Passage shown:
-- BEGIN --

# Okay, So We're Moving Because of the Pij :)



## valeri (Sep 6, 2009)

Yep. We really are moving because of the pij. 

*But first, a quick update . . .*

It's been a while since I posted here with my Chauncey and Clive stories. Since nesting cycle #2 (we're now on #5) Clive has given up sitting on the nest -- at all. Chauncey sits on the eggs all three weeks and Clive just hangs out in the room and prances in front of his mirror. I guess that's the tradeoff Chauncey made in being a cougar and picking a pij 8 years her junior.

Clive is super sweet though. And a master nest builder. When it comes to the eggs, he just looks at them, sometimes rolls them a little, then follows Chauncey right off the nest and never takes over the sitting duty.

*We're moving . . . where, we don't know yet*

We don't have a place yet . . . and we've decided we really can't buy for another year . . . so we'll be giving notice when our lease is up in July and looking for a bigger rental (house with garden) where a landlord won't mind us putting a small aviary out back for our birds. We don't know how on earth we will find that person or situation, but we're trying our best to believe it's out there. Once we find that place, it will be SO nice being in a bigger space. As many of you know, we gave up our office/dining room for the pij so we've been living in 3/4 of a one-bedroom apartment.

-- END --

Task objective: Copy the part of the forum post about moving because of the pigeons from "We don't have" up to and including "a one-bedroom apartment.".

Given records:
-- BEGIN --

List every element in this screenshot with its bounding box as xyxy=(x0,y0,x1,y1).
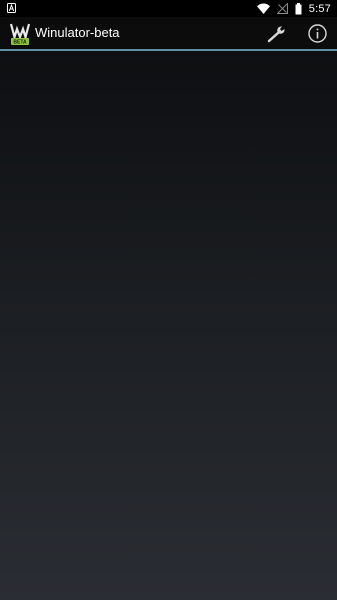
no-signal-icon xyxy=(276,3,288,14)
svg-text:BETA: BETA xyxy=(13,40,27,46)
app-screen: 5:57 BETA Winulator-beta xyxy=(0,0,337,600)
wifi-icon xyxy=(256,3,270,14)
action-bar: BETA Winulator-beta xyxy=(0,17,337,49)
status-time: 5:57 xyxy=(308,2,331,15)
info-icon[interactable] xyxy=(307,23,328,44)
main-content-area xyxy=(0,51,337,600)
winulator-logo-icon: BETA xyxy=(10,23,30,45)
status-bar: 5:57 xyxy=(0,0,337,17)
status-icons: 5:57 xyxy=(256,1,331,16)
battery-icon xyxy=(295,2,302,14)
app-title: Winulator-beta xyxy=(35,25,120,40)
notification-a-icon xyxy=(7,3,16,13)
wrench-icon[interactable] xyxy=(266,23,288,45)
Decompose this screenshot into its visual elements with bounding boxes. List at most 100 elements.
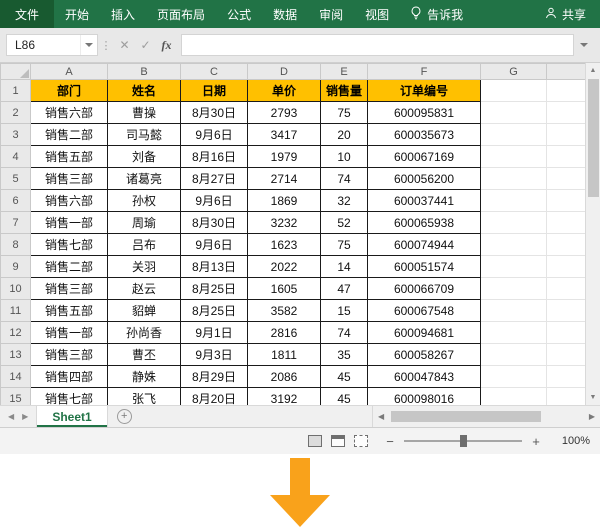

-- END --

Solution to this exercise:
We don't have a place yet . . . and we've decided we really can't buy for another year . . . so we'll be giving notice when our lease is up in July and looking for a bigger rental (house with garden) where a landlord won't mind us putting a small aviary out back for our birds. We don't know how on earth we will find that person or situation, but we're trying our best to believe it's out there. Once we find that place, it will be SO nice being in a bigger space. As many of you know, we gave up our office/dining room for the pij so we've been living in 3/4 of a one-bedroom apartment.